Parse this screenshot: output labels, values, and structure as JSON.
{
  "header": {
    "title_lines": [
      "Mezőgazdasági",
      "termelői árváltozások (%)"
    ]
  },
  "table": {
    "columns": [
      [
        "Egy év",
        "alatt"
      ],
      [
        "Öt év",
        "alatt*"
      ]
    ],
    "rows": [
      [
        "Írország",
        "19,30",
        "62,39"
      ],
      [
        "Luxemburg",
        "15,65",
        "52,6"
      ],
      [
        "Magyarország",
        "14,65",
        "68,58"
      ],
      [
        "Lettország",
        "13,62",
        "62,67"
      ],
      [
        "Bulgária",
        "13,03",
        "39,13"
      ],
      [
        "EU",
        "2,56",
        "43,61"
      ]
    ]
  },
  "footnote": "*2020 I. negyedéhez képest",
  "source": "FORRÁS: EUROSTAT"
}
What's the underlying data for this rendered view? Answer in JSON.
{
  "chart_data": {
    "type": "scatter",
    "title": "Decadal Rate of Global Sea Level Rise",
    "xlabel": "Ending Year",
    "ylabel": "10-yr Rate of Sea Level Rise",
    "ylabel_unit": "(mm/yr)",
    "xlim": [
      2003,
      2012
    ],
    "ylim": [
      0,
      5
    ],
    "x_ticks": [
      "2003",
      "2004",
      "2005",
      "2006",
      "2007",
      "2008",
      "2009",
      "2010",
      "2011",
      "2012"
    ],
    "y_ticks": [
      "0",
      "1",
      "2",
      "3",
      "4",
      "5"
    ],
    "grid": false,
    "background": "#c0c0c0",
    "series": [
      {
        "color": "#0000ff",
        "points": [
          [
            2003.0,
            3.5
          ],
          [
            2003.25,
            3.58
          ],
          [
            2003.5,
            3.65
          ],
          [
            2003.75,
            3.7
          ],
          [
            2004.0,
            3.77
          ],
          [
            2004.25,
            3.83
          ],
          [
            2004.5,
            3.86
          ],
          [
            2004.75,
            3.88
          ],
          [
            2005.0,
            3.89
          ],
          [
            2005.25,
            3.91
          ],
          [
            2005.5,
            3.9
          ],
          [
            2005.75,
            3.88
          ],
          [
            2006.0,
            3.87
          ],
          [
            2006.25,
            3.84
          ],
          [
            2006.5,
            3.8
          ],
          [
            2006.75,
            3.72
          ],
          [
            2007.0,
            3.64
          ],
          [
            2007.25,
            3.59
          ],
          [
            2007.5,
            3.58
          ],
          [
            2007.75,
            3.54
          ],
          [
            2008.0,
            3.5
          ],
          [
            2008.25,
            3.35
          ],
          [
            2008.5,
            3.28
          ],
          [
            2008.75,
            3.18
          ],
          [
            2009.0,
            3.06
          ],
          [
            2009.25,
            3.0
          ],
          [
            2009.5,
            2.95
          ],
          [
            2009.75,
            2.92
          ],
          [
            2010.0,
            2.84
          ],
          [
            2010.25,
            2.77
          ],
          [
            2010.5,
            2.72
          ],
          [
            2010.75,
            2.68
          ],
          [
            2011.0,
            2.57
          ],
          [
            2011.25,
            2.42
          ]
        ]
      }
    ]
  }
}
- - - -
REQUEST:
Return each line of the data that contains the string "Rate".

THE COMPLETED TASK:
    "title": "Decadal Rate of Global Sea Level Rise",
    "ylabel": "10-yr Rate of Sea Level Rise",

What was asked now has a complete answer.